Transcribe the whole listing below without changing a word, but leave out every image.

Data entries for graphics:
-=-=-
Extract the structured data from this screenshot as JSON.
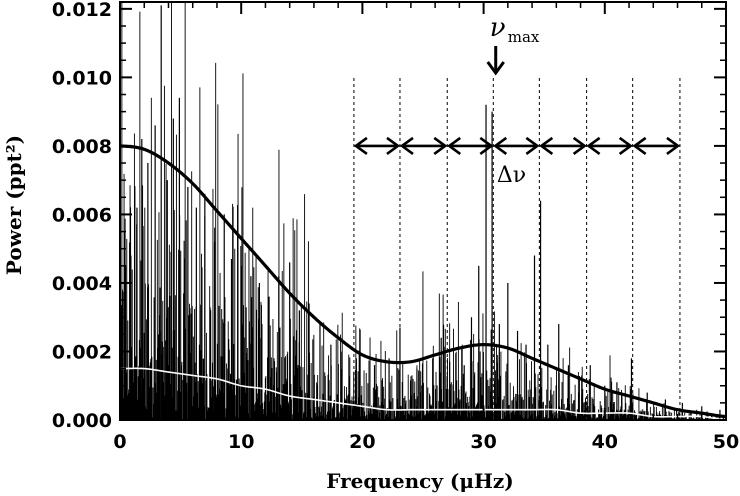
{
  "chart_data": {
    "type": "line",
    "title": "",
    "xlabel": "Frequency (μHz)",
    "ylabel": "Power (ppt²)",
    "xlim": [
      0,
      50
    ],
    "ylim": [
      0,
      0.0122
    ],
    "x_ticks": [
      0,
      10,
      20,
      30,
      40,
      50
    ],
    "x_tick_labels": [
      "0",
      "10",
      "20",
      "30",
      "40",
      "50"
    ],
    "y_ticks": [
      0.0,
      0.002,
      0.004,
      0.006,
      0.008,
      0.01,
      0.012
    ],
    "y_tick_labels": [
      "0.000",
      "0.002",
      "0.004",
      "0.006",
      "0.008",
      "0.010",
      "0.012"
    ],
    "grid": false,
    "series": [
      {
        "style": "thin black spectrum",
        "color": "#000000",
        "peaks": [
          {
            "x": 0.4,
            "y": 0.0055
          },
          {
            "x": 0.9,
            "y": 0.0048
          },
          {
            "x": 1.4,
            "y": 0.0062
          },
          {
            "x": 1.8,
            "y": 0.0082
          },
          {
            "x": 2.3,
            "y": 0.0075
          },
          {
            "x": 2.9,
            "y": 0.0086
          },
          {
            "x": 3.4,
            "y": 0.0121
          },
          {
            "x": 3.9,
            "y": 0.007
          },
          {
            "x": 4.4,
            "y": 0.0088
          },
          {
            "x": 4.9,
            "y": 0.0094
          },
          {
            "x": 5.6,
            "y": 0.0068
          },
          {
            "x": 6.3,
            "y": 0.0062
          },
          {
            "x": 7.0,
            "y": 0.0066
          },
          {
            "x": 7.8,
            "y": 0.0052
          },
          {
            "x": 8.6,
            "y": 0.006
          },
          {
            "x": 9.2,
            "y": 0.0047
          },
          {
            "x": 10.0,
            "y": 0.0045
          },
          {
            "x": 10.8,
            "y": 0.0042
          },
          {
            "x": 11.5,
            "y": 0.004
          },
          {
            "x": 12.3,
            "y": 0.0036
          },
          {
            "x": 13.1,
            "y": 0.0042
          },
          {
            "x": 14.0,
            "y": 0.0046
          },
          {
            "x": 14.8,
            "y": 0.0032
          },
          {
            "x": 15.6,
            "y": 0.0034
          },
          {
            "x": 16.5,
            "y": 0.0028
          },
          {
            "x": 17.4,
            "y": 0.0022
          },
          {
            "x": 18.3,
            "y": 0.002
          },
          {
            "x": 19.5,
            "y": 0.0018
          },
          {
            "x": 21.0,
            "y": 0.0016
          },
          {
            "x": 22.2,
            "y": 0.0018
          },
          {
            "x": 23.1,
            "y": 0.0027
          },
          {
            "x": 24.5,
            "y": 0.0015
          },
          {
            "x": 25.8,
            "y": 0.0018
          },
          {
            "x": 26.5,
            "y": 0.0024
          },
          {
            "x": 27.2,
            "y": 0.0017
          },
          {
            "x": 28.4,
            "y": 0.0016
          },
          {
            "x": 29.0,
            "y": 0.003
          },
          {
            "x": 29.6,
            "y": 0.0045
          },
          {
            "x": 30.2,
            "y": 0.0092
          },
          {
            "x": 30.7,
            "y": 0.009
          },
          {
            "x": 31.3,
            "y": 0.0028
          },
          {
            "x": 32.0,
            "y": 0.004
          },
          {
            "x": 32.8,
            "y": 0.0026
          },
          {
            "x": 33.5,
            "y": 0.0022
          },
          {
            "x": 34.2,
            "y": 0.0048
          },
          {
            "x": 34.7,
            "y": 0.0064
          },
          {
            "x": 35.3,
            "y": 0.0022
          },
          {
            "x": 36.2,
            "y": 0.0028
          },
          {
            "x": 37.0,
            "y": 0.0016
          },
          {
            "x": 38.1,
            "y": 0.0013
          },
          {
            "x": 38.8,
            "y": 0.0016
          },
          {
            "x": 40.0,
            "y": 0.001
          },
          {
            "x": 41.0,
            "y": 0.0011
          },
          {
            "x": 42.2,
            "y": 0.0018
          },
          {
            "x": 43.5,
            "y": 0.0008
          },
          {
            "x": 45.0,
            "y": 0.0006
          },
          {
            "x": 46.4,
            "y": 0.0005
          },
          {
            "x": 48.0,
            "y": 0.0004
          },
          {
            "x": 49.5,
            "y": 0.0003
          }
        ]
      },
      {
        "style": "thick black smoothed",
        "color": "#000000",
        "x": [
          0,
          2,
          4,
          6,
          8,
          10,
          12,
          14,
          16,
          18,
          20,
          22,
          24,
          26,
          28,
          30,
          32,
          34,
          36,
          38,
          40,
          42,
          44,
          46,
          48,
          50
        ],
        "values": [
          0.008,
          0.0079,
          0.0075,
          0.0069,
          0.0061,
          0.0053,
          0.0045,
          0.0037,
          0.003,
          0.0024,
          0.0019,
          0.0017,
          0.0017,
          0.0019,
          0.0021,
          0.0022,
          0.0021,
          0.0018,
          0.0015,
          0.0012,
          0.0009,
          0.0007,
          0.0005,
          0.0003,
          0.0002,
          0.0001
        ]
      },
      {
        "style": "thin white smoothed",
        "color": "#ffffff",
        "x": [
          0,
          2,
          4,
          6,
          8,
          10,
          12,
          14,
          16,
          18,
          20,
          22,
          24,
          26,
          28,
          30,
          32,
          34,
          36,
          38,
          40,
          42,
          44,
          46,
          48,
          50
        ],
        "values": [
          0.0015,
          0.0015,
          0.0014,
          0.0013,
          0.0012,
          0.001,
          0.0009,
          0.0007,
          0.0006,
          0.0005,
          0.0004,
          0.0003,
          0.0003,
          0.0003,
          0.0003,
          0.0003,
          0.0003,
          0.0003,
          0.0003,
          0.0002,
          0.0002,
          0.0002,
          0.0001,
          0.0001,
          0.0001,
          0.0
        ]
      }
    ],
    "annotations": {
      "numax": {
        "symbol": "ν",
        "subscript": "max",
        "x": 31.0
      },
      "delta_nu": {
        "label": "Δν"
      },
      "dotted_lines_x": [
        19.3,
        23.1,
        27.0,
        30.8,
        34.6,
        38.5,
        42.3,
        46.2
      ],
      "arrow_level": 0.008
    }
  }
}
-=-=-
## [REPLY]
Extract the structured data from this screenshot as JSON.
{
  "chart_data": {
    "type": "line",
    "title": "",
    "xlabel": "Frequency (μHz)",
    "ylabel": "Power (ppt²)",
    "xlim": [
      0,
      50
    ],
    "ylim": [
      0,
      0.0122
    ],
    "x_ticks": [
      0,
      10,
      20,
      30,
      40,
      50
    ],
    "x_tick_labels": [
      "0",
      "10",
      "20",
      "30",
      "40",
      "50"
    ],
    "y_ticks": [
      0.0,
      0.002,
      0.004,
      0.006,
      0.008,
      0.01,
      0.012
    ],
    "y_tick_labels": [
      "0.000",
      "0.002",
      "0.004",
      "0.006",
      "0.008",
      "0.010",
      "0.012"
    ],
    "grid": false,
    "series": [
      {
        "style": "thin black spectrum",
        "color": "#000000",
        "peaks": [
          {
            "x": 0.4,
            "y": 0.0055
          },
          {
            "x": 0.9,
            "y": 0.0048
          },
          {
            "x": 1.4,
            "y": 0.0062
          },
          {
            "x": 1.8,
            "y": 0.0082
          },
          {
            "x": 2.3,
            "y": 0.0075
          },
          {
            "x": 2.9,
            "y": 0.0086
          },
          {
            "x": 3.4,
            "y": 0.0121
          },
          {
            "x": 3.9,
            "y": 0.007
          },
          {
            "x": 4.4,
            "y": 0.0088
          },
          {
            "x": 4.9,
            "y": 0.0094
          },
          {
            "x": 5.6,
            "y": 0.0068
          },
          {
            "x": 6.3,
            "y": 0.0062
          },
          {
            "x": 7.0,
            "y": 0.0066
          },
          {
            "x": 7.8,
            "y": 0.0052
          },
          {
            "x": 8.6,
            "y": 0.006
          },
          {
            "x": 9.2,
            "y": 0.0047
          },
          {
            "x": 10.0,
            "y": 0.0045
          },
          {
            "x": 10.8,
            "y": 0.0042
          },
          {
            "x": 11.5,
            "y": 0.004
          },
          {
            "x": 12.3,
            "y": 0.0036
          },
          {
            "x": 13.1,
            "y": 0.0042
          },
          {
            "x": 14.0,
            "y": 0.0046
          },
          {
            "x": 14.8,
            "y": 0.0032
          },
          {
            "x": 15.6,
            "y": 0.0034
          },
          {
            "x": 16.5,
            "y": 0.0028
          },
          {
            "x": 17.4,
            "y": 0.0022
          },
          {
            "x": 18.3,
            "y": 0.002
          },
          {
            "x": 19.5,
            "y": 0.0018
          },
          {
            "x": 21.0,
            "y": 0.0016
          },
          {
            "x": 22.2,
            "y": 0.0018
          },
          {
            "x": 23.1,
            "y": 0.0027
          },
          {
            "x": 24.5,
            "y": 0.0015
          },
          {
            "x": 25.8,
            "y": 0.0018
          },
          {
            "x": 26.5,
            "y": 0.0024
          },
          {
            "x": 27.2,
            "y": 0.0017
          },
          {
            "x": 28.4,
            "y": 0.0016
          },
          {
            "x": 29.0,
            "y": 0.003
          },
          {
            "x": 29.6,
            "y": 0.0045
          },
          {
            "x": 30.2,
            "y": 0.0092
          },
          {
            "x": 30.7,
            "y": 0.009
          },
          {
            "x": 31.3,
            "y": 0.0028
          },
          {
            "x": 32.0,
            "y": 0.004
          },
          {
            "x": 32.8,
            "y": 0.0026
          },
          {
            "x": 33.5,
            "y": 0.0022
          },
          {
            "x": 34.2,
            "y": 0.0048
          },
          {
            "x": 34.7,
            "y": 0.0064
          },
          {
            "x": 35.3,
            "y": 0.0022
          },
          {
            "x": 36.2,
            "y": 0.0028
          },
          {
            "x": 37.0,
            "y": 0.0016
          },
          {
            "x": 38.1,
            "y": 0.0013
          },
          {
            "x": 38.8,
            "y": 0.0016
          },
          {
            "x": 40.0,
            "y": 0.001
          },
          {
            "x": 41.0,
            "y": 0.0011
          },
          {
            "x": 42.2,
            "y": 0.0018
          },
          {
            "x": 43.5,
            "y": 0.0008
          },
          {
            "x": 45.0,
            "y": 0.0006
          },
          {
            "x": 46.4,
            "y": 0.0005
          },
          {
            "x": 48.0,
            "y": 0.0004
          },
          {
            "x": 49.5,
            "y": 0.0003
          }
        ]
      },
      {
        "style": "thick black smoothed",
        "color": "#000000",
        "x": [
          0,
          2,
          4,
          6,
          8,
          10,
          12,
          14,
          16,
          18,
          20,
          22,
          24,
          26,
          28,
          30,
          32,
          34,
          36,
          38,
          40,
          42,
          44,
          46,
          48,
          50
        ],
        "values": [
          0.008,
          0.0079,
          0.0075,
          0.0069,
          0.0061,
          0.0053,
          0.0045,
          0.0037,
          0.003,
          0.0024,
          0.0019,
          0.0017,
          0.0017,
          0.0019,
          0.0021,
          0.0022,
          0.0021,
          0.0018,
          0.0015,
          0.0012,
          0.0009,
          0.0007,
          0.0005,
          0.0003,
          0.0002,
          0.0001
        ]
      },
      {
        "style": "thin white smoothed",
        "color": "#ffffff",
        "x": [
          0,
          2,
          4,
          6,
          8,
          10,
          12,
          14,
          16,
          18,
          20,
          22,
          24,
          26,
          28,
          30,
          32,
          34,
          36,
          38,
          40,
          42,
          44,
          46,
          48,
          50
        ],
        "values": [
          0.0015,
          0.0015,
          0.0014,
          0.0013,
          0.0012,
          0.001,
          0.0009,
          0.0007,
          0.0006,
          0.0005,
          0.0004,
          0.0003,
          0.0003,
          0.0003,
          0.0003,
          0.0003,
          0.0003,
          0.0003,
          0.0003,
          0.0002,
          0.0002,
          0.0002,
          0.0001,
          0.0001,
          0.0001,
          0.0
        ]
      }
    ],
    "annotations": {
      "numax": {
        "symbol": "ν",
        "subscript": "max",
        "x": 31.0
      },
      "delta_nu": {
        "label": "Δν"
      },
      "dotted_lines_x": [
        19.3,
        23.1,
        27.0,
        30.8,
        34.6,
        38.5,
        42.3,
        46.2
      ],
      "arrow_level": 0.008
    }
  }
}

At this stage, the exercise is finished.